DIRECTIONS: Keep only the lines of the listing that include the word "dressing", and copy them.

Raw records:
#####

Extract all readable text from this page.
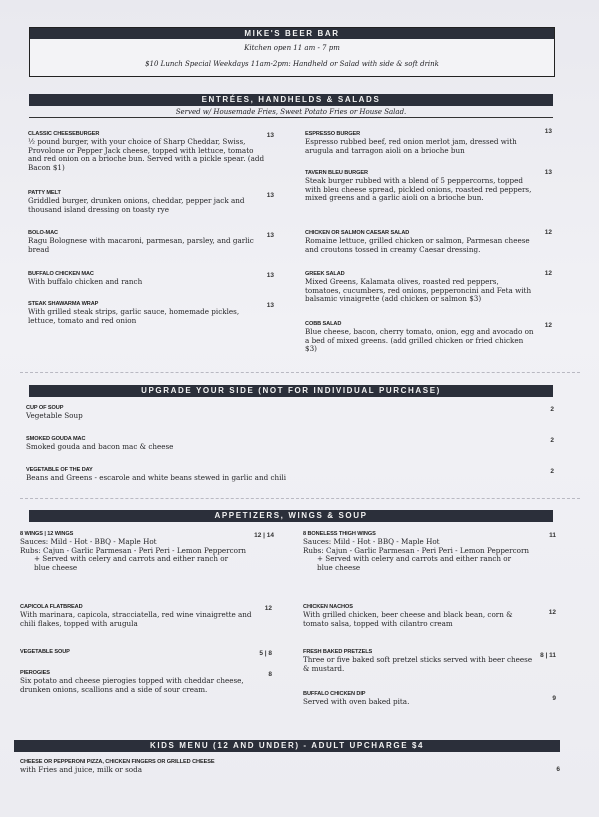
MIKE'S BEER BAR
Kitchen open 11 am - 7 pm
$10 Lunch Special Weekdays 11am-2pm: Handheld or Salad with side & soft drink
ENTRÉES, HANDHELDS & SALADS
Served w/ Housemade Fries, Sweet Potato Fries or House Salad.
CLASSIC CHEESEBURGER
½ pound burger, with your choice of Sharp Cheddar, Swiss, Provolone or Pepper Jack cheese, topped with lettuce, tomato and red onion on a brioche bun. Served with a pickle spear. (add Bacon $1)
13
PATTY MELT
Griddled burger, drunken onions, cheddar, pepper jack and thousand island dressing on toasty rye
13
BOLO-MAC
Ragu Bolognese with macaroni, parmesan, parsley, and garlic bread
13
BUFFALO CHICKEN MAC
With buffalo chicken and ranch
13
STEAK SHAWARMA WRAP
With grilled steak strips, garlic sauce, homemade pickles, lettuce, tomato and red onion
13
ESPRESSO BURGER
Espresso rubbed beef, red onion merlot jam, dressed with arugula and tarragon aioli on a brioche bun
13
TAVERN BLEU BURGER
Steak burger rubbed with a blend of 5 peppercorns, topped with bleu cheese spread, pickled onions, roasted red peppers, mixed greens and a garlic aioli on a brioche bun.
13
CHICKEN OR SALMON CAESAR SALAD
Romaine lettuce, grilled chicken or salmon, Parmesan cheese and croutons tossed in creamy Caesar dressing.
12
GREEK SALAD
Mixed Greens, Kalamata olives, roasted red peppers, tomatoes, cucumbers, red onions, pepperoncini and Feta with balsamic vinaigrette (add chicken or salmon $3)
12
COBB SALAD
Blue cheese, bacon, cherry tomato, onion, egg and avocado on a bed of mixed greens. (add grilled chicken or fried chicken $3)
12
UPGRADE YOUR SIDE (NOT FOR INDIVIDUAL PURCHASE)
CUP OF SOUP
Vegetable Soup
2
SMOKED GOUDA MAC
Smoked gouda and bacon mac & cheese
2
VEGETABLE OF THE DAY
Beans and Greens - escarole and white beans stewed in garlic and chili
2
APPETIZERS, WINGS & SOUP
8 WINGS | 12 WINGS
Sauces: Mild - Hot - BBQ - Maple Hot
Rubs: Cajun - Garlic Parmesan - Peri Peri - Lemon Peppercorn
+ Served with celery and carrots and either ranch or blue cheese
12 | 14
CAPICOLA FLATBREAD
With marinara, capicola, stracciatella, red wine vinaigrette and chili flakes, topped with arugula
12
VEGETABLE SOUP	5 | 8
PIEROGIES
Six potato and cheese pierogies topped with cheddar cheese, drunken onions, scallions and a side of sour cream.
8
8 BONELESS THIGH WINGS
Sauces: Mild - Hot - BBQ - Maple Hot
Rubs: Cajun - Garlic Parmesan - Peri Peri - Lemon Peppercorn
+ Served with celery and carrots and either ranch or blue cheese
11
CHICKEN NACHOS
With grilled chicken, beer cheese and black bean, corn & tomato salsa, topped with cilantro cream
12
FRESH BAKED PRETZELS
Three or five baked soft pretzel sticks served with beer cheese & mustard.
8 | 11
BUFFALO CHICKEN DIP
Served with oven baked pita.	9
KIDS MENU (12 AND UNDER) - ADULT UPCHARGE $4
CHEESE OR PEPPERONI PIZZA, CHICKEN FINGERS OR GRILLED CHEESE
with Fries and juice, milk or soda	6
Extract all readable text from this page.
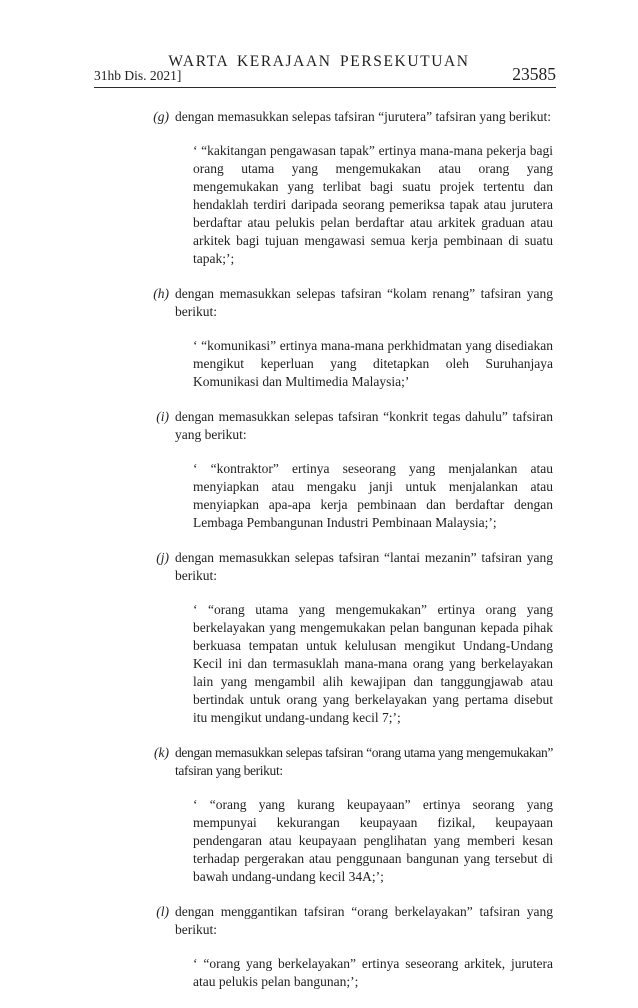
WARTA KERAJAAN PERSEKUTUAN
31hb Dis. 2021]	23585
(g) dengan memasukkan selepas tafsiran “jurutera” tafsiran yang berikut:
‘ “kakitangan pengawasan tapak” ertinya mana-mana pekerja bagi orang utama yang mengemukakan atau orang yang mengemukakan yang terlibat bagi suatu projek tertentu dan hendaklah terdiri daripada seorang pemeriksa tapak atau jurutera berdaftar atau pelukis pelan berdaftar atau arkitek graduan atau arkitek bagi tujuan mengawasi semua kerja pembinaan di suatu tapak;’;
(h) dengan memasukkan selepas tafsiran “kolam renang” tafsiran yang berikut:
‘ “komunikasi” ertinya mana-mana perkhidmatan yang disediakan mengikut keperluan yang ditetapkan oleh Suruhanjaya Komunikasi dan Multimedia Malaysia;’
(i) dengan memasukkan selepas tafsiran “konkrit tegas dahulu” tafsiran yang berikut:
‘ “kontraktor” ertinya seseorang yang menjalankan atau menyiapkan atau mengaku janji untuk menjalankan atau menyiapkan apa-apa kerja pembinaan dan berdaftar dengan Lembaga Pembangunan Industri Pembinaan Malaysia;’;
(j) dengan memasukkan selepas tafsiran “lantai mezanin” tafsiran yang berikut:
‘ “orang utama yang mengemukakan” ertinya orang yang berkelayakan yang mengemukakan pelan bangunan kepada pihak berkuasa tempatan untuk kelulusan mengikut Undang-Undang Kecil ini dan termasuklah mana-mana orang yang berkelayakan lain yang mengambil alih kewajipan dan tanggungjawab atau bertindak untuk orang yang berkelayakan yang pertama disebut itu mengikut undang-undang kecil 7;’;
(k) dengan memasukkan selepas tafsiran “orang utama yang mengemukakan” tafsiran yang berikut:
‘ “orang yang kurang keupayaan” ertinya seorang yang mempunyai kekurangan keupayaan fizikal, keupayaan pendengaran atau keupayaan penglihatan yang memberi kesan terhadap pergerakan atau penggunaan bangunan yang tersebut di bawah undang-undang kecil 34A;’;
(l) dengan menggantikan tafsiran “orang berkelayakan” tafsiran yang berikut:
‘ “orang yang berkelayakan” ertinya seseorang arkitek, jurutera atau pelukis pelan bangunan;’;
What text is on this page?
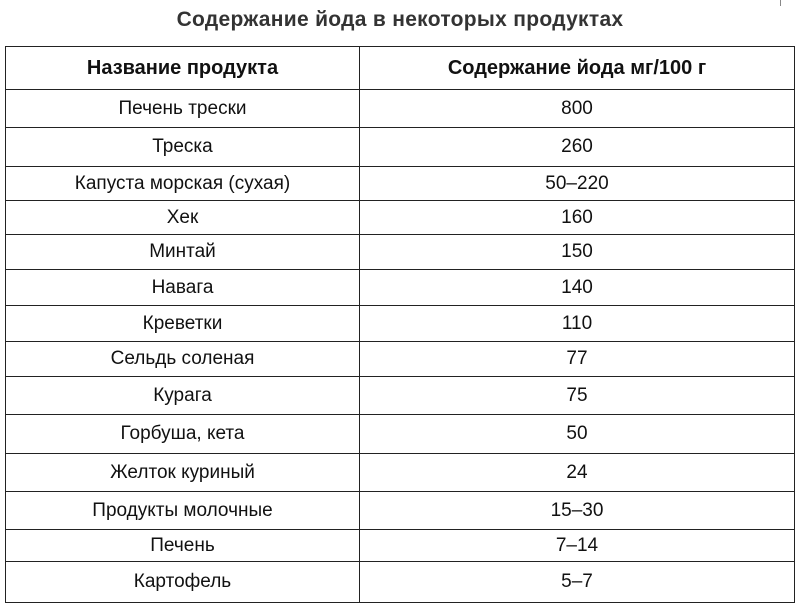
Содержание йода в некоторых продуктах
Название продукта	Содержание йода мг/100 г
Печень трески	800
Треска	260
Капуста морская (сухая)	50–220
Хек	160
Минтай	150
Навага	140
Креветки	110
Сельдь соленая	77
Курага	75
Горбуша, кета	50
Желток куриный	24
Продукты молочные	15–30
Печень	7–14
Картофель	5–7
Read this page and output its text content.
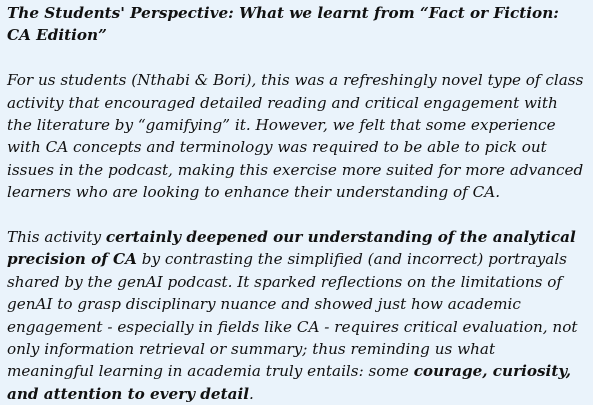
The Students' Perspective: What we learnt from “Fact or Fiction: CA Edition”

For us students (Nthabi & Bori), this was a refreshingly novel type of class activity that encouraged detailed reading and critical engagement with the literature by “gamifying” it. However, we felt that some experience with CA concepts and terminology was required to be able to pick out issues in the podcast, making this exercise more suited for more advanced learners who are looking to enhance their understanding of CA.

This activity certainly deepened our understanding of the analytical precision of CA by contrasting the simplified (and incorrect) portrayals shared by the genAI podcast. It sparked reflections on the limitations of genAI to grasp disciplinary nuance and showed just how academic engagement - especially in fields like CA - requires critical evaluation, not only information retrieval or summary; thus reminding us what meaningful learning in academia truly entails: some courage, curiosity, and attention to every detail.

#####

WRITTEN REPLY:
Griddled burger, drunken onions, cheddar, pepper jack and thousand island dressing on toasty rye
Romaine lettuce, grilled chicken or salmon, Parmesan cheese and croutons tossed in creamy Caesar dressing.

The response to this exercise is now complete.